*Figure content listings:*
═══

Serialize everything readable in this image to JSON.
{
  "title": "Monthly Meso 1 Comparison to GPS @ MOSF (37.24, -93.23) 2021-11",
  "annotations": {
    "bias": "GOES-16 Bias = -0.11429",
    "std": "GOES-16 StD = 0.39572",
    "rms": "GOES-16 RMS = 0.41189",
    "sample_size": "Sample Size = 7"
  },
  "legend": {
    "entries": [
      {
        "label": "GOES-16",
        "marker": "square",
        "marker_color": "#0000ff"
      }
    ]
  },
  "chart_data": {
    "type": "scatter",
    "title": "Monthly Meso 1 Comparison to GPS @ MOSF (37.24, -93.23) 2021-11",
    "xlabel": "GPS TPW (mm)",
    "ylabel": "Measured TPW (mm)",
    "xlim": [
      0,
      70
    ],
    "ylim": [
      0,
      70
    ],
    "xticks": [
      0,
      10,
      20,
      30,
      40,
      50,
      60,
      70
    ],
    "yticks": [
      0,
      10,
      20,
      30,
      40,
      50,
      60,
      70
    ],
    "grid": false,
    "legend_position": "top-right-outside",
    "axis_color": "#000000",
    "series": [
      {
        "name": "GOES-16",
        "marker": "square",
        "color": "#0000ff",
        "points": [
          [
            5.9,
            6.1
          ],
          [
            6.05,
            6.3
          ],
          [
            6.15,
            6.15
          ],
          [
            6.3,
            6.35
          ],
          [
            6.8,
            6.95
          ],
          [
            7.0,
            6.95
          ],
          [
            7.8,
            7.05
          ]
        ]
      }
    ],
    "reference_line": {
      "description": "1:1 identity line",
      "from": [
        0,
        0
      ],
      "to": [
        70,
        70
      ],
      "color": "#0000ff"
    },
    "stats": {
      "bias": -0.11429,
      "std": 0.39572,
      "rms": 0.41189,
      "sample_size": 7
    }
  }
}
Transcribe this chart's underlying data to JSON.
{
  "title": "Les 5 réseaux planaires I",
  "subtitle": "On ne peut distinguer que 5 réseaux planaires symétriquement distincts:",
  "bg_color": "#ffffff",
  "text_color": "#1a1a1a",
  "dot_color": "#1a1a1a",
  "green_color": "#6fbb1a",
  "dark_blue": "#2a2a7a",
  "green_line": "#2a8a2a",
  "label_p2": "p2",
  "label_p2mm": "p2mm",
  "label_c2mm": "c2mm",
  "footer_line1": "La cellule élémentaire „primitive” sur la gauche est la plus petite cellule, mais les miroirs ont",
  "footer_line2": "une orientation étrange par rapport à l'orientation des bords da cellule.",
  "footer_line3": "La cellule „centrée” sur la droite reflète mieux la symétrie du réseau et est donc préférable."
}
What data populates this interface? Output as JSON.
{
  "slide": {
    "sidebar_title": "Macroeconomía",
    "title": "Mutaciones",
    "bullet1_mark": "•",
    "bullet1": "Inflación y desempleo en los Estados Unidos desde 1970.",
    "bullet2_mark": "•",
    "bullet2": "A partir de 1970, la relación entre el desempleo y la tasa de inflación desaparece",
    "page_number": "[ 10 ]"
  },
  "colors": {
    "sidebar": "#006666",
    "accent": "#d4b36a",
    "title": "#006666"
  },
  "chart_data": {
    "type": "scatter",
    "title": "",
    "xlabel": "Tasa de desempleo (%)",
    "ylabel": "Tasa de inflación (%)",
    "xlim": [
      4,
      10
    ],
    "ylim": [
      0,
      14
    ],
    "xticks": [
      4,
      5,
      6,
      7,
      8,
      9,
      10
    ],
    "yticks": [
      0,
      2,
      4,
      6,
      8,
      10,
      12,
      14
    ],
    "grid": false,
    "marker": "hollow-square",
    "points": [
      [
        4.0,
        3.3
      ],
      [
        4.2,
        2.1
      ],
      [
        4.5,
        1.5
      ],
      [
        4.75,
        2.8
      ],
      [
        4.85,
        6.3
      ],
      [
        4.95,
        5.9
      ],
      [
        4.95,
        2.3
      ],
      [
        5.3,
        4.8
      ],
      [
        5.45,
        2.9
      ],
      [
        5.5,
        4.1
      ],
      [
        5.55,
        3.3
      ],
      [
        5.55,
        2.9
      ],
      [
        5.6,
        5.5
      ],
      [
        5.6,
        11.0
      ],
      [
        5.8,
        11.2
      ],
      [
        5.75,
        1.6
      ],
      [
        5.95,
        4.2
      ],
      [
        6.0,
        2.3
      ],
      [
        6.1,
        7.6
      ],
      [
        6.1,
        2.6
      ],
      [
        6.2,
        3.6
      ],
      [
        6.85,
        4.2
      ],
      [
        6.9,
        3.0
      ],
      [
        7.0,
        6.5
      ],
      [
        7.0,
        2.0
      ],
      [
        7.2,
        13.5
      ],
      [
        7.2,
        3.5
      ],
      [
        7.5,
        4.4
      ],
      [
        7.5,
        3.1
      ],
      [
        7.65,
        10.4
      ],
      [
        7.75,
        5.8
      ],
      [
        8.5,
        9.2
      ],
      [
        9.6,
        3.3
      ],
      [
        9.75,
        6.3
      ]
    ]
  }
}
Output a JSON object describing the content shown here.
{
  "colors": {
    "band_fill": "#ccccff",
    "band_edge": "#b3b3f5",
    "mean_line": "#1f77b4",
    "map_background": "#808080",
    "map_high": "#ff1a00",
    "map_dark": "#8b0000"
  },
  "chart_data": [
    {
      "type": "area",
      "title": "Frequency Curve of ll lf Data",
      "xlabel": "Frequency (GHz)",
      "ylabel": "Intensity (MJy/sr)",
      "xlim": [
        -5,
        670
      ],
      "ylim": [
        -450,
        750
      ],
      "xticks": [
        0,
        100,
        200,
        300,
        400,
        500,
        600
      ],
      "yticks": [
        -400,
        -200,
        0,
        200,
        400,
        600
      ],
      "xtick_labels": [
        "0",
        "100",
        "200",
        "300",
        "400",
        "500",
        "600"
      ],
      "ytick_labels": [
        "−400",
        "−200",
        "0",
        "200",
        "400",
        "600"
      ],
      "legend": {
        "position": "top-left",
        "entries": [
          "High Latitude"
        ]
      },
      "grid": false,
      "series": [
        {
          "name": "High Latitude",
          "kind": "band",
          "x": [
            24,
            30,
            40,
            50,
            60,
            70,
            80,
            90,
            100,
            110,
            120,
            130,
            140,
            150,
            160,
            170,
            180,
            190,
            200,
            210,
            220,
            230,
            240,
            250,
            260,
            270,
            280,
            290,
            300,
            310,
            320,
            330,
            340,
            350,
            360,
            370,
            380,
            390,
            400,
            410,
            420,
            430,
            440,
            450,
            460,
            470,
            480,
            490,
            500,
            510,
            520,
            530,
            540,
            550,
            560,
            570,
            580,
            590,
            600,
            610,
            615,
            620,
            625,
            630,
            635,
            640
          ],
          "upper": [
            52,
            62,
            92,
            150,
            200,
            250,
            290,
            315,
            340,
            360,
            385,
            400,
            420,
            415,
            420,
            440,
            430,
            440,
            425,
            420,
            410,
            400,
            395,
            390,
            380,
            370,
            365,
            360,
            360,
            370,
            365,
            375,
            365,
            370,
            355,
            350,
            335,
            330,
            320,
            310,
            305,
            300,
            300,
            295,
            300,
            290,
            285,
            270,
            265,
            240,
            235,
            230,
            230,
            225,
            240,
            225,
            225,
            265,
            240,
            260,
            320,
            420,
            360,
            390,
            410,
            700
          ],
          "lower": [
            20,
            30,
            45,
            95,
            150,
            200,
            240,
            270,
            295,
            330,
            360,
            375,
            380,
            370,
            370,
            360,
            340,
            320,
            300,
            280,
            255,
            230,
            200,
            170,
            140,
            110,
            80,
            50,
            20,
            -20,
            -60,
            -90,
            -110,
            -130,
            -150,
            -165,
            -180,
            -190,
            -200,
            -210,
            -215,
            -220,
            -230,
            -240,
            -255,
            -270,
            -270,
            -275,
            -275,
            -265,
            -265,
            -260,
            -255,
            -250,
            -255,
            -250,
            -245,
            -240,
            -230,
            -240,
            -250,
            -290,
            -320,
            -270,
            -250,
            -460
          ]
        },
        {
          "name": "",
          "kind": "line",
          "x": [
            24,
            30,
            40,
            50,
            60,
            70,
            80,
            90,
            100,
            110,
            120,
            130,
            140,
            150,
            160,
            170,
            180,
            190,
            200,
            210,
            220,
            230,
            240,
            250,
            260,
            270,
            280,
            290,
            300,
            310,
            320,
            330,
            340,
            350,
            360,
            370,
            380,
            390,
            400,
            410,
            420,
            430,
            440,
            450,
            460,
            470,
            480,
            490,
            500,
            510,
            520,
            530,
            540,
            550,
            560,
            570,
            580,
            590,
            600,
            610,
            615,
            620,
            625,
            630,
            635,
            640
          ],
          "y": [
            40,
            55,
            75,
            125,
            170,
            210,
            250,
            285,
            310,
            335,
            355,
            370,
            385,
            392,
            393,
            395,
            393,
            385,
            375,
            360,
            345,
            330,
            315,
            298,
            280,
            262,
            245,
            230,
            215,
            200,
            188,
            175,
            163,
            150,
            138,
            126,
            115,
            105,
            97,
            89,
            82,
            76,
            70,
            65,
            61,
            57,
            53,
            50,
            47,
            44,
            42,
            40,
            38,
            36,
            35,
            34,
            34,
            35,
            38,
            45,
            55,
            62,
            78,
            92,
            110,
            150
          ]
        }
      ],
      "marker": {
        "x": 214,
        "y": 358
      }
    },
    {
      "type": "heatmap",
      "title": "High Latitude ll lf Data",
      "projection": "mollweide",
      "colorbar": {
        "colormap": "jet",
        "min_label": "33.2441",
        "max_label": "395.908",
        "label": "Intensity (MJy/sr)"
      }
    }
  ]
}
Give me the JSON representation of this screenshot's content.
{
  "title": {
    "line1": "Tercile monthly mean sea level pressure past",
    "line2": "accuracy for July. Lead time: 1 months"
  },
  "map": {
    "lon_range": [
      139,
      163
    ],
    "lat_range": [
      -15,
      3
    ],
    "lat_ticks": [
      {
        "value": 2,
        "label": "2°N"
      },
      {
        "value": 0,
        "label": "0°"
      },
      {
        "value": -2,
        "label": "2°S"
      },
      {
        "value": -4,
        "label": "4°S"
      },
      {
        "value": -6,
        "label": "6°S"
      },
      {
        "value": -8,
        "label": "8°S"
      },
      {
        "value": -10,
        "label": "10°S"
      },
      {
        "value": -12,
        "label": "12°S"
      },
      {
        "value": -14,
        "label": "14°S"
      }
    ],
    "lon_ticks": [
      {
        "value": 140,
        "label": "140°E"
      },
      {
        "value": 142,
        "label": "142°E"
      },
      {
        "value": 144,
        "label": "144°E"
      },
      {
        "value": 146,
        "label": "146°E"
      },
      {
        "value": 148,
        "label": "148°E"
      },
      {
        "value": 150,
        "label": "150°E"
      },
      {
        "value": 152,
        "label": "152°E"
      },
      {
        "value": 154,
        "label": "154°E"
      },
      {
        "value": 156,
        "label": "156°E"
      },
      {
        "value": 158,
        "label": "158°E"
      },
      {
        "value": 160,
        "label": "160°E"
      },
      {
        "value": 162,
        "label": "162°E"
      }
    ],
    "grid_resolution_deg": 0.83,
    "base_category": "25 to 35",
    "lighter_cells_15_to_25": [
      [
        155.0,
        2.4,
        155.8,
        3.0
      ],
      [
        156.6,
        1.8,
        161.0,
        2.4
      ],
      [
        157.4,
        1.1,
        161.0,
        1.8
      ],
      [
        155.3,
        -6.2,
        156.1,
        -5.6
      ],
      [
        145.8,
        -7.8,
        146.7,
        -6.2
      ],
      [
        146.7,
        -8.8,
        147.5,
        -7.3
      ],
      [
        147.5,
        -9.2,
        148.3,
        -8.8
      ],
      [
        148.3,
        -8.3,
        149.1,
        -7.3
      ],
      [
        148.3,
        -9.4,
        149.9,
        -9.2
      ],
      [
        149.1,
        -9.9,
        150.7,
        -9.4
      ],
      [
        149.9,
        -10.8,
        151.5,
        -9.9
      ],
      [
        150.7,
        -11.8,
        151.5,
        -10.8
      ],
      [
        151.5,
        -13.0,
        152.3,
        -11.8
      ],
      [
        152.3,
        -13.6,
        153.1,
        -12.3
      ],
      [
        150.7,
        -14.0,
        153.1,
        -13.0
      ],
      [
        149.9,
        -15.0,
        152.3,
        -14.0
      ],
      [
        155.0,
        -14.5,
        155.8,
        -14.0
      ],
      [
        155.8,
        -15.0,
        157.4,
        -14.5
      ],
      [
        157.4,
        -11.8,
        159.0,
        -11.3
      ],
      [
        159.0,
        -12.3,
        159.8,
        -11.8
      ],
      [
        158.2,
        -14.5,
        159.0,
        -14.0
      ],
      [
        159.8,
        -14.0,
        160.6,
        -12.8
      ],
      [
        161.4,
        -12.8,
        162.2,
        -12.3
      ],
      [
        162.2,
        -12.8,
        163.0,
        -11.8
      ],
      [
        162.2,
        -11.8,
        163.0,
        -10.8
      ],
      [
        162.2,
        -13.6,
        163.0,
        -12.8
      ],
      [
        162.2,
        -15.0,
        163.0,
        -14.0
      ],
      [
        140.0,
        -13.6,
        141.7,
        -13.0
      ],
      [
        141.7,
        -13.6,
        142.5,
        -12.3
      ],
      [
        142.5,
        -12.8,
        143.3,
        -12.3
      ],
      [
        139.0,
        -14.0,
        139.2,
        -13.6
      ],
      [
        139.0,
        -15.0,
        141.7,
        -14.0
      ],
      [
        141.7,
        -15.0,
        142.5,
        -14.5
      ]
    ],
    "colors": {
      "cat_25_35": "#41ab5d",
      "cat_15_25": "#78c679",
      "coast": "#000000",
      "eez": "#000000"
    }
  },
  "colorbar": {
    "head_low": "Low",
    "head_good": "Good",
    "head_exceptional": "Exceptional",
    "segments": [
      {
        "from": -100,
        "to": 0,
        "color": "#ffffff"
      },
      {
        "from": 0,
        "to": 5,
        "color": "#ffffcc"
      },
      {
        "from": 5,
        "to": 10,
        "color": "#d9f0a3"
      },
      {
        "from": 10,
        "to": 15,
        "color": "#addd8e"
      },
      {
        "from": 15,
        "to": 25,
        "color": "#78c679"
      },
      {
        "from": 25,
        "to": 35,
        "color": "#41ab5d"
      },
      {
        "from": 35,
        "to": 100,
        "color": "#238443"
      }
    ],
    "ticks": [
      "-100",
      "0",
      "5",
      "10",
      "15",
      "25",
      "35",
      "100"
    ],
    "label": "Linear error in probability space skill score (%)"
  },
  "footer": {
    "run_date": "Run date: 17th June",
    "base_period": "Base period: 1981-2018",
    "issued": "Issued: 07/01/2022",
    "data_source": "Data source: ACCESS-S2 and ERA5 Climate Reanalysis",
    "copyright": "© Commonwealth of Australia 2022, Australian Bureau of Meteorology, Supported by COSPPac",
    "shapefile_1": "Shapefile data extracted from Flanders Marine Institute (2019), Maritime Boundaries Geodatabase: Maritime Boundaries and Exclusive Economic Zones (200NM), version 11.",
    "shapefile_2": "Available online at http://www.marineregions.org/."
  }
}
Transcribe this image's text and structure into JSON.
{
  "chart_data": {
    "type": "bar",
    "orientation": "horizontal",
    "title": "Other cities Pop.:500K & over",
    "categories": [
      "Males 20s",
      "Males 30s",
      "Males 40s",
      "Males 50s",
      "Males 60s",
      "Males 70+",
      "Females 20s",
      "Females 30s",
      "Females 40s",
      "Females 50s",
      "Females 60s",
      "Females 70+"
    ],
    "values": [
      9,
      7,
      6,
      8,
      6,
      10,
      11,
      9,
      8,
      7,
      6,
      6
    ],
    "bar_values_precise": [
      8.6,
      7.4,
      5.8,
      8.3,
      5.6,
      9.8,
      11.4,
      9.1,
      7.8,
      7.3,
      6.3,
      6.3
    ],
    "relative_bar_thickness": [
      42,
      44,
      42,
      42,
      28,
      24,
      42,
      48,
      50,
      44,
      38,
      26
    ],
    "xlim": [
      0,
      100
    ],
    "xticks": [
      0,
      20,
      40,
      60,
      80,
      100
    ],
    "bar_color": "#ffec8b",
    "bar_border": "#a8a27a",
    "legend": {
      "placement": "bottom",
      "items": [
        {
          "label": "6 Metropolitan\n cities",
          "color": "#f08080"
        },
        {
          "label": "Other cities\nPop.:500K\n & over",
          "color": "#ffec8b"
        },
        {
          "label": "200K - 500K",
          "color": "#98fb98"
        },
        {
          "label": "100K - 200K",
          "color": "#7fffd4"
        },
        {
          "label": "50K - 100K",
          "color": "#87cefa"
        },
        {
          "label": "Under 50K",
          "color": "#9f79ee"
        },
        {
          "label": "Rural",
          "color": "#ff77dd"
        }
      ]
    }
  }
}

═══

*EXERCISE:*
Starting at the line that contains "Transcribe this image's", retype each line through the end of the listing above and nothing else.

*FINAL ANSWER:*
Transcribe this image's text and structure into JSON.
{
  "chart_data": {
    "type": "bar",
    "orientation": "horizontal",
    "title": "Other cities Pop.:500K & over",
    "categories": [
      "Males 20s",
      "Males 30s",
      "Males 40s",
      "Males 50s",
      "Males 60s",
      "Males 70+",
      "Females 20s",
      "Females 30s",
      "Females 40s",
      "Females 50s",
      "Females 60s",
      "Females 70+"
    ],
    "values": [
      9,
      7,
      6,
      8,
      6,
      10,
      11,
      9,
      8,
      7,
      6,
      6
    ],
    "bar_values_precise": [
      8.6,
      7.4,
      5.8,
      8.3,
      5.6,
      9.8,
      11.4,
      9.1,
      7.8,
      7.3,
      6.3,
      6.3
    ],
    "relative_bar_thickness": [
      42,
      44,
      42,
      42,
      28,
      24,
      42,
      48,
      50,
      44,
      38,
      26
    ],
    "xlim": [
      0,
      100
    ],
    "xticks": [
      0,
      20,
      40,
      60,
      80,
      100
    ],
    "bar_color": "#ffec8b",
    "bar_border": "#a8a27a",
    "legend": {
      "placement": "bottom",
      "items": [
        {
          "label": "6 Metropolitan\n cities",
          "color": "#f08080"
        },
        {
          "label": "Other cities\nPop.:500K\n & over",
          "color": "#ffec8b"
        },
        {
          "label": "200K - 500K",
          "color": "#98fb98"
        },
        {
          "label": "100K - 200K",
          "color": "#7fffd4"
        },
        {
          "label": "50K - 100K",
          "color": "#87cefa"
        },
        {
          "label": "Under 50K",
          "color": "#9f79ee"
        },
        {
          "label": "Rural",
          "color": "#ff77dd"
        }
      ]
    }
  }
}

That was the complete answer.